— PROBLEM DETAILS —
Report every line in the listing that contains the string "Beta".

— DATA PROVIDED —

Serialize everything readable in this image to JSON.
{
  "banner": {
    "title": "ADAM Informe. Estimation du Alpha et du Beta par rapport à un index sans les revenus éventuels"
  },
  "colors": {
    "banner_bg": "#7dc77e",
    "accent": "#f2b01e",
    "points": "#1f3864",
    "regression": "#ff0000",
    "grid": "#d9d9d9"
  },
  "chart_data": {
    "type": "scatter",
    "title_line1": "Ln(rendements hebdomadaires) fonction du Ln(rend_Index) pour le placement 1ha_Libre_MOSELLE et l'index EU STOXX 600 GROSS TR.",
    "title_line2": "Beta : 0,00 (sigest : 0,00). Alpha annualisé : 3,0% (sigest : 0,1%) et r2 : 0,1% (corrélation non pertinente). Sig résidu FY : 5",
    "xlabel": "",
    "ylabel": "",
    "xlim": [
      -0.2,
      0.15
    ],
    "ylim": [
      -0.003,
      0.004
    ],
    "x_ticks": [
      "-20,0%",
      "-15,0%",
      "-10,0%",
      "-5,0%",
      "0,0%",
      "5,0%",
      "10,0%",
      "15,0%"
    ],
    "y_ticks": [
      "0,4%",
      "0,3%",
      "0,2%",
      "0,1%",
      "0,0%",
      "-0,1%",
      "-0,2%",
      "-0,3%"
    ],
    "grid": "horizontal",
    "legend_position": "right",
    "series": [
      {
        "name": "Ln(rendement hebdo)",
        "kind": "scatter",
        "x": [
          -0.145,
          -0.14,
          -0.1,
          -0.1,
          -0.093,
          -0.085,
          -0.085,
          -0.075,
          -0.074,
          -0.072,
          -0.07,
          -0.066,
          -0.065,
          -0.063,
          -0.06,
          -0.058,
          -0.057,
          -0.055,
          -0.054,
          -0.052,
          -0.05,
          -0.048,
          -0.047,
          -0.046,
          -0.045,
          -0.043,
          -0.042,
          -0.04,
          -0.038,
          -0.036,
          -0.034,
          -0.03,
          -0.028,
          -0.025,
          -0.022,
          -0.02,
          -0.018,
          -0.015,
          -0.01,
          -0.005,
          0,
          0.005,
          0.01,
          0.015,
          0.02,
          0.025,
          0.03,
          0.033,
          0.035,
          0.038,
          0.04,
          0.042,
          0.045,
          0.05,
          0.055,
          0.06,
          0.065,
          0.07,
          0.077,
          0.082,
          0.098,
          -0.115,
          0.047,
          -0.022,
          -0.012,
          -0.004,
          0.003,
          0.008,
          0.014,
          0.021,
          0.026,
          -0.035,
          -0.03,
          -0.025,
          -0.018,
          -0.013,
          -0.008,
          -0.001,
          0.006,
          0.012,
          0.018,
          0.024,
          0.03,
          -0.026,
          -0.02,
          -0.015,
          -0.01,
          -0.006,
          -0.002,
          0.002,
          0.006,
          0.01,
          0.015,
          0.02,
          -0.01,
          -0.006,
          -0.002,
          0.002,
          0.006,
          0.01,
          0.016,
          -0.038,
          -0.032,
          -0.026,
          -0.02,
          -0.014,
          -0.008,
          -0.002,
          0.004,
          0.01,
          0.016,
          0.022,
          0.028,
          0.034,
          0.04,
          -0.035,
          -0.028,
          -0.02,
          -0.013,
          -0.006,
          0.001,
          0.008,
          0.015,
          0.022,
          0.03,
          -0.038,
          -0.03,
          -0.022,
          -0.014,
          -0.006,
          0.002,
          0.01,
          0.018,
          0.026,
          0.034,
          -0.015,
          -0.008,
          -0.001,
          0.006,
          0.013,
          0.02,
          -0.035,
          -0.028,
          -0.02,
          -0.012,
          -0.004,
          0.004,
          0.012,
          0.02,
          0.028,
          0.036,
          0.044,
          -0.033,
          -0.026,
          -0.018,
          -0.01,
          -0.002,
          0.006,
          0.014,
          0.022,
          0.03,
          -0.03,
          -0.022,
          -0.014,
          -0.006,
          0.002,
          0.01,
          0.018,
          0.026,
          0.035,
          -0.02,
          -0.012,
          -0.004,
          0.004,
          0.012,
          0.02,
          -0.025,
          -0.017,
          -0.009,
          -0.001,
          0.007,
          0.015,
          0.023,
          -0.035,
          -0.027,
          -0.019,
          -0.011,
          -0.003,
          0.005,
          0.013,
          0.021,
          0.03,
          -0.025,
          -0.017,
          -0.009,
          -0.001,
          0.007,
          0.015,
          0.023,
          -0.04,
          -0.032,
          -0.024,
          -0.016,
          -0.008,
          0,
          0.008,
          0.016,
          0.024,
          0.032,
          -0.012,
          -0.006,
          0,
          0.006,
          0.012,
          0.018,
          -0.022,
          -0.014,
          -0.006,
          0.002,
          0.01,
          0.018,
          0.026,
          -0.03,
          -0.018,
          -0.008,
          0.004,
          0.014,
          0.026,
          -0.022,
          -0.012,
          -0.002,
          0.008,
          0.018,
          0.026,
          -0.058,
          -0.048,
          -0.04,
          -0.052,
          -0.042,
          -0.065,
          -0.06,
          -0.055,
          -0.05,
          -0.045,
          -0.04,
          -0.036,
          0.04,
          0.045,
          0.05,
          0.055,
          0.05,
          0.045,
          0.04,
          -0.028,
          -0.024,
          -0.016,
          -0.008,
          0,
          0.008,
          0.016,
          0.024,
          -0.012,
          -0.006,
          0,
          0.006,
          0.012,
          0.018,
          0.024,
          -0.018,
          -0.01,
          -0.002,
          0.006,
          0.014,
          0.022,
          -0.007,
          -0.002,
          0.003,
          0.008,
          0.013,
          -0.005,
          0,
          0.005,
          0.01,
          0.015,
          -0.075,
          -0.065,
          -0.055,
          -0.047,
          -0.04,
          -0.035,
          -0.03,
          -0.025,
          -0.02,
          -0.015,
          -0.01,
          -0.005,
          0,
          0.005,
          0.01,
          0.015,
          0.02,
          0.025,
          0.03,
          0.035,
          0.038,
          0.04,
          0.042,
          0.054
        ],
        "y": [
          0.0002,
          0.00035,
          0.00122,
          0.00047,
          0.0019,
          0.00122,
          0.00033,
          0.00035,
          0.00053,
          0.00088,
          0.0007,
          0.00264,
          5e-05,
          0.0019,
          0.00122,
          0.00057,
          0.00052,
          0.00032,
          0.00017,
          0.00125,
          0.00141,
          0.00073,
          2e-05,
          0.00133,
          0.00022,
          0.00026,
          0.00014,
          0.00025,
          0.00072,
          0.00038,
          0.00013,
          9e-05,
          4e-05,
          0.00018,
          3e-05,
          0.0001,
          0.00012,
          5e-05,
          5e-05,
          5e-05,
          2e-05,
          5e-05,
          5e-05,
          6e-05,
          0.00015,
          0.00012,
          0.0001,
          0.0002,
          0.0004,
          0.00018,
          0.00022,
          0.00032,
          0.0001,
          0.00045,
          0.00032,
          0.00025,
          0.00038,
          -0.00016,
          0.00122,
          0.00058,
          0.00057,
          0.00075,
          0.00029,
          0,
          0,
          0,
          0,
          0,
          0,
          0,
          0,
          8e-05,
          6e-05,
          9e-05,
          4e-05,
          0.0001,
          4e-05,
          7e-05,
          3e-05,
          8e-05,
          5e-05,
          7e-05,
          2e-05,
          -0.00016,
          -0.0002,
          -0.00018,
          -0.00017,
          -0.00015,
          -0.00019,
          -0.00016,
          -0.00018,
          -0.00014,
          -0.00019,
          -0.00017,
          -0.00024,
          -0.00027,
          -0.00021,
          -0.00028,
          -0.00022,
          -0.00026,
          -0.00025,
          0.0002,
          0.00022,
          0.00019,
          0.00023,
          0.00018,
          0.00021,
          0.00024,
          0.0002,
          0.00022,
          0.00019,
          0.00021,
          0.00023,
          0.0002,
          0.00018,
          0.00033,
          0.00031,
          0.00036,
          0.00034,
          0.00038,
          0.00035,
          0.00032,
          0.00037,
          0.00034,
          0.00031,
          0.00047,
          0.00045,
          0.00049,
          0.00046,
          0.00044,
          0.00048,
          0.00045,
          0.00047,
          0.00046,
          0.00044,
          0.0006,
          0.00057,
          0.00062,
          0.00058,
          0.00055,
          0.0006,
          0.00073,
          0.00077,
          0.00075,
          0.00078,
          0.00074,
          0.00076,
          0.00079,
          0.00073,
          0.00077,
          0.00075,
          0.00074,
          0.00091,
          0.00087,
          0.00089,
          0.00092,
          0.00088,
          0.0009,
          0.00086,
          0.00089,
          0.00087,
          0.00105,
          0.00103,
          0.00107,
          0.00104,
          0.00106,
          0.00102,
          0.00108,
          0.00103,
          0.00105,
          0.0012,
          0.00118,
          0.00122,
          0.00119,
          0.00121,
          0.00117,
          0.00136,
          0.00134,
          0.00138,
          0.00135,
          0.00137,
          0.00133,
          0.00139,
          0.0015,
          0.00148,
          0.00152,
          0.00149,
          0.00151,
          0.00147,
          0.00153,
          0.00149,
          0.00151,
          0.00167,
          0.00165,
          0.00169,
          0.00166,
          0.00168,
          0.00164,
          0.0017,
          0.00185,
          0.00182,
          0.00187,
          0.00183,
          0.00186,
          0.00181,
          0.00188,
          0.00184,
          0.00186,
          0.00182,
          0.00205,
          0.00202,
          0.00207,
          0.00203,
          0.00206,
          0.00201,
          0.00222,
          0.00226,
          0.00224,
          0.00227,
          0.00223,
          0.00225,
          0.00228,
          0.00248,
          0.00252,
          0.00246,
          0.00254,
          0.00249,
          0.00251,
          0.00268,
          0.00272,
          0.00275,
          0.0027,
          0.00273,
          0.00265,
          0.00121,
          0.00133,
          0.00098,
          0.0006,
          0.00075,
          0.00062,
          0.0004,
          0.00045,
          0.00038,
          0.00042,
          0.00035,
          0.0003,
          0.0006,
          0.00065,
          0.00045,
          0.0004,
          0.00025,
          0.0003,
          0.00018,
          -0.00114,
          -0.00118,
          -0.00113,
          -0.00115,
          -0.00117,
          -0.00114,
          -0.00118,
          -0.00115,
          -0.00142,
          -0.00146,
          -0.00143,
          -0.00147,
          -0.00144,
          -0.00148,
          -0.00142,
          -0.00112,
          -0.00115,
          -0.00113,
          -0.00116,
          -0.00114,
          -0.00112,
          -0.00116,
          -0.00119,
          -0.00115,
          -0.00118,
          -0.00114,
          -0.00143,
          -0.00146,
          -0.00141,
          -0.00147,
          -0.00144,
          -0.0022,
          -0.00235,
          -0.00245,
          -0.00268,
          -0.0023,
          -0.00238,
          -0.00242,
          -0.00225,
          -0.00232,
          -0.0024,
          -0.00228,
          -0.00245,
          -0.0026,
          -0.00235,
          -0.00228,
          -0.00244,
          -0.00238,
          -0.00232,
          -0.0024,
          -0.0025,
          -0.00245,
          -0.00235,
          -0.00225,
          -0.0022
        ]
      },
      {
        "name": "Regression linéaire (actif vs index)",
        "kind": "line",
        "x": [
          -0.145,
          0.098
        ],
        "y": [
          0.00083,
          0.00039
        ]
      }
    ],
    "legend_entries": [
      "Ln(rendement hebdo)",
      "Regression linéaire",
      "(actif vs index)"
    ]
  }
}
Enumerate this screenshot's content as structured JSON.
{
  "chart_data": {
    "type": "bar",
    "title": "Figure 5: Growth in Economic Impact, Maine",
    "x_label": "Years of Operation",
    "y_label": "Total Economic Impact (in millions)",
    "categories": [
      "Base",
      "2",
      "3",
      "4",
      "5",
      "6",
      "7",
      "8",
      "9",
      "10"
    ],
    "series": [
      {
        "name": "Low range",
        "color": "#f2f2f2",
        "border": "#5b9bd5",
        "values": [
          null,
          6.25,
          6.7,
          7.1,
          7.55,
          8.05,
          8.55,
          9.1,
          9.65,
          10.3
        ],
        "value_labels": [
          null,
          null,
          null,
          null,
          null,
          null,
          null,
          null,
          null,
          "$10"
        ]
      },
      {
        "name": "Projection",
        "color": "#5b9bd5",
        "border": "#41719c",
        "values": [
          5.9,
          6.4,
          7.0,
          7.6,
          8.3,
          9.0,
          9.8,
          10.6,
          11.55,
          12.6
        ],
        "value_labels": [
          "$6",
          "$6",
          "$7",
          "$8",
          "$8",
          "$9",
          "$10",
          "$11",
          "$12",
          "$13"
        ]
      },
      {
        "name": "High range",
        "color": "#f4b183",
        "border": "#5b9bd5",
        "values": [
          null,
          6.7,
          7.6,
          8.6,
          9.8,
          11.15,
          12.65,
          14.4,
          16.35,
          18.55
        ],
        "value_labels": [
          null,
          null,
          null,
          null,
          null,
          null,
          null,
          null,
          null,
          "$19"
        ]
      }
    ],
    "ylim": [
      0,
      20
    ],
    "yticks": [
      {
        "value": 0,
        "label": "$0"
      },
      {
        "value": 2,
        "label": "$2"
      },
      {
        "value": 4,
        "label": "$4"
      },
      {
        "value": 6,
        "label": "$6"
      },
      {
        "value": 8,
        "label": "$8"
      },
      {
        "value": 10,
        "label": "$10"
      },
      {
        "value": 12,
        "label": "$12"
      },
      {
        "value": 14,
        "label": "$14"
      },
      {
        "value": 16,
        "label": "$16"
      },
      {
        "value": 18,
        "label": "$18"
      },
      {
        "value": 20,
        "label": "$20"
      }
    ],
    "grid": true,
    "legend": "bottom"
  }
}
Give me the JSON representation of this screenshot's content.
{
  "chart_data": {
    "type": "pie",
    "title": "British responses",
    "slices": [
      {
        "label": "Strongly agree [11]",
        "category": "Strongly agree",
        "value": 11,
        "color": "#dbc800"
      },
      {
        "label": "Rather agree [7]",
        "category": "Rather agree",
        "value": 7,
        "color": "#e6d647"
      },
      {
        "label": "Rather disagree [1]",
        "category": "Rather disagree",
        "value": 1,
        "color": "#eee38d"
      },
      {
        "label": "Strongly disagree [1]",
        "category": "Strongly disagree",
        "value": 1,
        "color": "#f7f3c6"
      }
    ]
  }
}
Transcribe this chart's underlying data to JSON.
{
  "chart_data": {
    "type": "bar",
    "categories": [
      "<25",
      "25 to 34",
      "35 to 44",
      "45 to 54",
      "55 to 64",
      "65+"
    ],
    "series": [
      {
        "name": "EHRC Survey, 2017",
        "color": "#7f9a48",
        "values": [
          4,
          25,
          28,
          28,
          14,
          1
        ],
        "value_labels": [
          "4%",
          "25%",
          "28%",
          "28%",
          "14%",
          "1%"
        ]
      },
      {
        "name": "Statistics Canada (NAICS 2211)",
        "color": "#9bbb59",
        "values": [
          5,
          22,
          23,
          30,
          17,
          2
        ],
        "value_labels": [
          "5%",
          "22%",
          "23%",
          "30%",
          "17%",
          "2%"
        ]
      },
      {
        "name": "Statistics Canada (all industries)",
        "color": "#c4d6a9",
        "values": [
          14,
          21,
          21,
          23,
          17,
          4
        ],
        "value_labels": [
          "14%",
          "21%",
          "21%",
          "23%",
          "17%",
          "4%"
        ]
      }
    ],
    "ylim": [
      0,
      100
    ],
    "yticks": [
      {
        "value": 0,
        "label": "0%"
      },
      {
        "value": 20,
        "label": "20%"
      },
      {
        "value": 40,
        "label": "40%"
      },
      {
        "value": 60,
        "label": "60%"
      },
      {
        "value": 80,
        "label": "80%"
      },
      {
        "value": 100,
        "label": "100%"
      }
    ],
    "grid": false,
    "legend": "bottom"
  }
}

— EXERCISE RESULT —
    "title": "ADAM Informe. Estimation du Alpha et du Beta par rapport à un index sans les revenus éventuels"
    "title_line2": "Beta : 0,00 (sigest : 0,00). Alpha annualisé : 3,0% (sigest : 0,1%) et r2 : 0,1% (corrélation non pertinente). Sig résidu FY : 5",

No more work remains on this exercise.